### To do
Single out each line with the word "siberia" and copy it.

### Data extract

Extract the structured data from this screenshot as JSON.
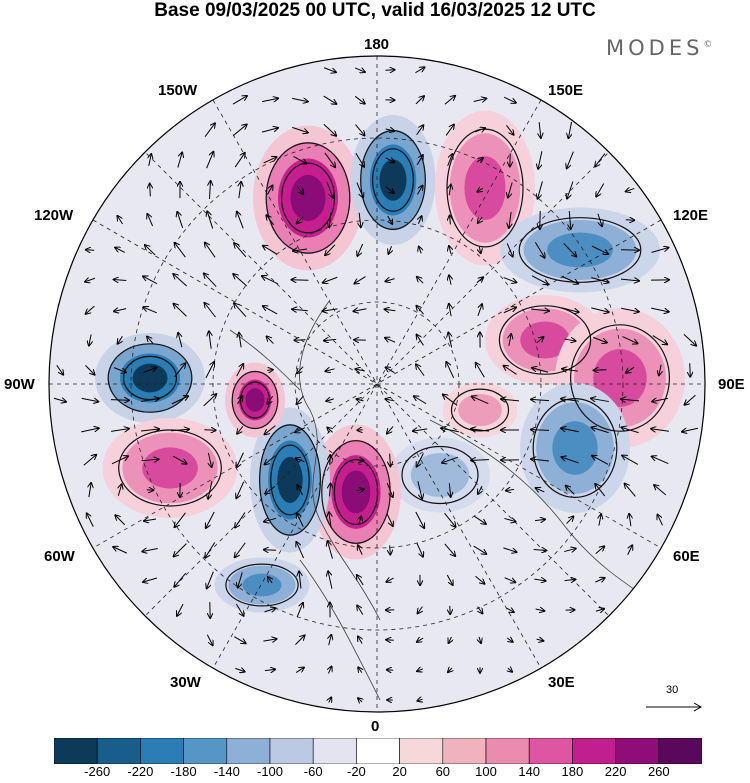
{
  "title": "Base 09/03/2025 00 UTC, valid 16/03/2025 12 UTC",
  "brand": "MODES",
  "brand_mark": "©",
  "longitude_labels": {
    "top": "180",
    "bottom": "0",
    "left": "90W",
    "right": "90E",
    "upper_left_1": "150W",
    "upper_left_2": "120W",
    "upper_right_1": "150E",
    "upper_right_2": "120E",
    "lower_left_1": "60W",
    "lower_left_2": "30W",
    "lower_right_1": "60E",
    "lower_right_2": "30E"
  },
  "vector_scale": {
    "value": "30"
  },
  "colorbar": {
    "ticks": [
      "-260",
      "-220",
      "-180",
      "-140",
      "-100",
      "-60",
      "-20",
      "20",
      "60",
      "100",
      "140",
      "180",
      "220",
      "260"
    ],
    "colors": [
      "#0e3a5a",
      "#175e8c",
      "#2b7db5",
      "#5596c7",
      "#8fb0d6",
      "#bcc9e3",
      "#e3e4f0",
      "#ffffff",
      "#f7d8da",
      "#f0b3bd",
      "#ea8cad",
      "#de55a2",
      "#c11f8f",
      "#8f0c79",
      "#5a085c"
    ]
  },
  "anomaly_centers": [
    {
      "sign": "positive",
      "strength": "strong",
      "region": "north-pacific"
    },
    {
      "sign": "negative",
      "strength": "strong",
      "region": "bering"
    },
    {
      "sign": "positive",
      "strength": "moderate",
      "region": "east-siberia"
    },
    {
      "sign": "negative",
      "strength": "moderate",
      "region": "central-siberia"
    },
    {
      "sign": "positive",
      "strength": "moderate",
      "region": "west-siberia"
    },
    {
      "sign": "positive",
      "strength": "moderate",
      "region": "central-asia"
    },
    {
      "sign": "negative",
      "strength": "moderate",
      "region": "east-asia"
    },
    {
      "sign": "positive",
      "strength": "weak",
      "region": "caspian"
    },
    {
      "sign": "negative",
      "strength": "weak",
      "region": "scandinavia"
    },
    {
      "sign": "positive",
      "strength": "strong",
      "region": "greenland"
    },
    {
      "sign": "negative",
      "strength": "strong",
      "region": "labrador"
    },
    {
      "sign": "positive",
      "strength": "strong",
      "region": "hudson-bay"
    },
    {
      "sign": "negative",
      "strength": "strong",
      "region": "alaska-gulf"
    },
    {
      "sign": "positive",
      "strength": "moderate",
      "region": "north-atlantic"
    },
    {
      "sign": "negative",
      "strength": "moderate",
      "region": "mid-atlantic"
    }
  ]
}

==

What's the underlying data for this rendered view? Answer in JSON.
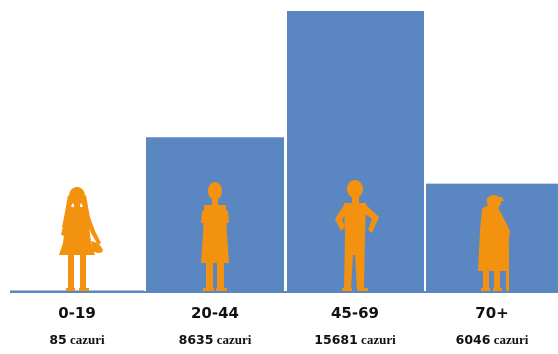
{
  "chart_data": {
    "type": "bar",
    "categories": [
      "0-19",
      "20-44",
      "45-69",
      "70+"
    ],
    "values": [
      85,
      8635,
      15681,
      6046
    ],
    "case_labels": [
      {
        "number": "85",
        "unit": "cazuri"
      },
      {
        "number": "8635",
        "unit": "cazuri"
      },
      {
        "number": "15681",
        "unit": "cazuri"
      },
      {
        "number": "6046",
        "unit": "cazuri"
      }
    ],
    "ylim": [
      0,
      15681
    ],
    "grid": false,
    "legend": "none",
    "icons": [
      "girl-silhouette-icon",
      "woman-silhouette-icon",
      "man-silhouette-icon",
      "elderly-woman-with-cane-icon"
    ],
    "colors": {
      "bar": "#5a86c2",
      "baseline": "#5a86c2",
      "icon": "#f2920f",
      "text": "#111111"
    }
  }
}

### Answer to the problem
      "region": "east-siberia"
      "region": "central-siberia"
      "region": "west-siberia"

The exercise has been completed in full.